» Stored dataset items:
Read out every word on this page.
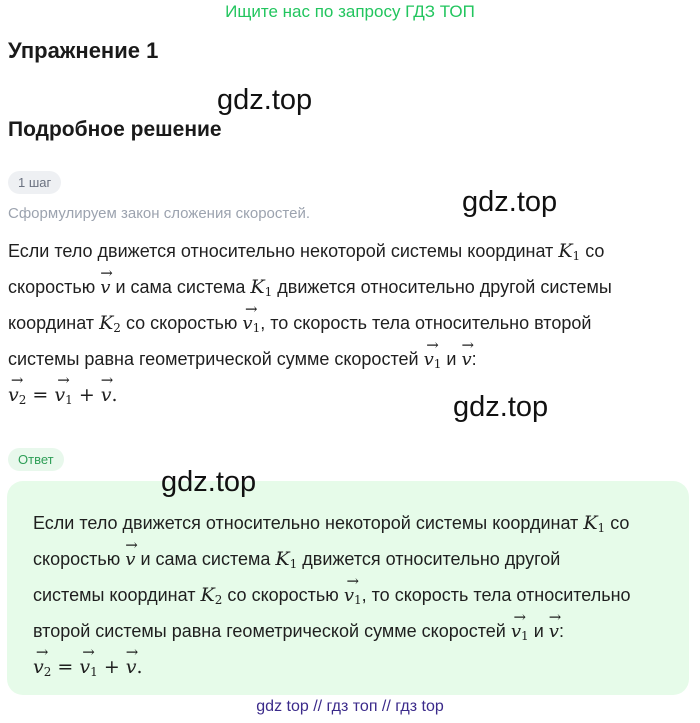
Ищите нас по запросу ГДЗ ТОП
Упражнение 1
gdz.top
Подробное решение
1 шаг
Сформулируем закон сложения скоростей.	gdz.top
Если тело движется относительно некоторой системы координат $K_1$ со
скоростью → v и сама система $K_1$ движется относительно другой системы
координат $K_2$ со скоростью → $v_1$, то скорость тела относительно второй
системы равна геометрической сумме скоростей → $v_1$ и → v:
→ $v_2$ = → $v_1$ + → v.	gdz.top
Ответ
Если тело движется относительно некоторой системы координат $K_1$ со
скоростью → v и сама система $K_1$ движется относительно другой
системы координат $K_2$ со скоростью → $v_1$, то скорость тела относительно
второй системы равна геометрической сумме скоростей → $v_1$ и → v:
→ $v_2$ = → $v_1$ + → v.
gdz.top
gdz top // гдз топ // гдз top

» The exercise: Tally the lines of the listing that include "второй". Reply with nothing but the count.

» Answer: 2